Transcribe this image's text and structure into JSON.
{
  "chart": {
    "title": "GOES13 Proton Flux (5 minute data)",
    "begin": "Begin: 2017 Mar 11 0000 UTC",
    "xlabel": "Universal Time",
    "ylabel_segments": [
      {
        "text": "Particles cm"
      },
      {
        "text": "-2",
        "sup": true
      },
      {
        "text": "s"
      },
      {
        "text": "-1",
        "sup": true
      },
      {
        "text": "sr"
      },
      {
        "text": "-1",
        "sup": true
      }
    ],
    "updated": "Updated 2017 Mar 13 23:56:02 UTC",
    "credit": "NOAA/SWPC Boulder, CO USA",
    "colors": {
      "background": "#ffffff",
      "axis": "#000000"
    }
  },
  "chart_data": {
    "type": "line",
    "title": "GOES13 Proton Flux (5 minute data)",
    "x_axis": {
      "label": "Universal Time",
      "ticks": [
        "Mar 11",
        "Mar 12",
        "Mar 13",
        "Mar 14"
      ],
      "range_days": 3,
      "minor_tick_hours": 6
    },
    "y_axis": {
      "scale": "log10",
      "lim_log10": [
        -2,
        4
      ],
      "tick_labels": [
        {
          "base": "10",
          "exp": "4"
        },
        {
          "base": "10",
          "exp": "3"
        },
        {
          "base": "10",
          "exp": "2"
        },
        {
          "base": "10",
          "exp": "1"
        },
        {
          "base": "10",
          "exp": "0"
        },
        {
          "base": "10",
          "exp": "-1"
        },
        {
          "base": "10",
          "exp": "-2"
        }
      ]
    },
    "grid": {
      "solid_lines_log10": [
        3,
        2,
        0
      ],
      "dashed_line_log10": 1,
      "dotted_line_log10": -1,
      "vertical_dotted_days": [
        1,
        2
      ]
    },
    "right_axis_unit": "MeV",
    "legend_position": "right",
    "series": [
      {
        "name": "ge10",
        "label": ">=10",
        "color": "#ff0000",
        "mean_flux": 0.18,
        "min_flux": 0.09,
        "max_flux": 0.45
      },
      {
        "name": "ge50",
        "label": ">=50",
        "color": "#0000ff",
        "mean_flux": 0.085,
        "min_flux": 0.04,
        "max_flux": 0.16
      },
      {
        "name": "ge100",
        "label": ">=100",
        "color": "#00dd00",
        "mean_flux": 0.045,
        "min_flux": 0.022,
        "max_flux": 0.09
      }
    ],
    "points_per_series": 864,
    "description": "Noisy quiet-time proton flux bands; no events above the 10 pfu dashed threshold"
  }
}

## PROBLEM TO WORK ON
Each line in the material above must be retyped without alteration.

## EXPECTED ANSWER
Transcribe this image's text and structure into JSON.
{
  "chart": {
    "title": "GOES13 Proton Flux (5 minute data)",
    "begin": "Begin: 2017 Mar 11 0000 UTC",
    "xlabel": "Universal Time",
    "ylabel_segments": [
      {
        "text": "Particles cm"
      },
      {
        "text": "-2",
        "sup": true
      },
      {
        "text": "s"
      },
      {
        "text": "-1",
        "sup": true
      },
      {
        "text": "sr"
      },
      {
        "text": "-1",
        "sup": true
      }
    ],
    "updated": "Updated 2017 Mar 13 23:56:02 UTC",
    "credit": "NOAA/SWPC Boulder, CO USA",
    "colors": {
      "background": "#ffffff",
      "axis": "#000000"
    }
  },
  "chart_data": {
    "type": "line",
    "title": "GOES13 Proton Flux (5 minute data)",
    "x_axis": {
      "label": "Universal Time",
      "ticks": [
        "Mar 11",
        "Mar 12",
        "Mar 13",
        "Mar 14"
      ],
      "range_days": 3,
      "minor_tick_hours": 6
    },
    "y_axis": {
      "scale": "log10",
      "lim_log10": [
        -2,
        4
      ],
      "tick_labels": [
        {
          "base": "10",
          "exp": "4"
        },
        {
          "base": "10",
          "exp": "3"
        },
        {
          "base": "10",
          "exp": "2"
        },
        {
          "base": "10",
          "exp": "1"
        },
        {
          "base": "10",
          "exp": "0"
        },
        {
          "base": "10",
          "exp": "-1"
        },
        {
          "base": "10",
          "exp": "-2"
        }
      ]
    },
    "grid": {
      "solid_lines_log10": [
        3,
        2,
        0
      ],
      "dashed_line_log10": 1,
      "dotted_line_log10": -1,
      "vertical_dotted_days": [
        1,
        2
      ]
    },
    "right_axis_unit": "MeV",
    "legend_position": "right",
    "series": [
      {
        "name": "ge10",
        "label": ">=10",
        "color": "#ff0000",
        "mean_flux": 0.18,
        "min_flux": 0.09,
        "max_flux": 0.45
      },
      {
        "name": "ge50",
        "label": ">=50",
        "color": "#0000ff",
        "mean_flux": 0.085,
        "min_flux": 0.04,
        "max_flux": 0.16
      },
      {
        "name": "ge100",
        "label": ">=100",
        "color": "#00dd00",
        "mean_flux": 0.045,
        "min_flux": 0.022,
        "max_flux": 0.09
      }
    ],
    "points_per_series": 864,
    "description": "Noisy quiet-time proton flux bands; no events above the 10 pfu dashed threshold"
  }
}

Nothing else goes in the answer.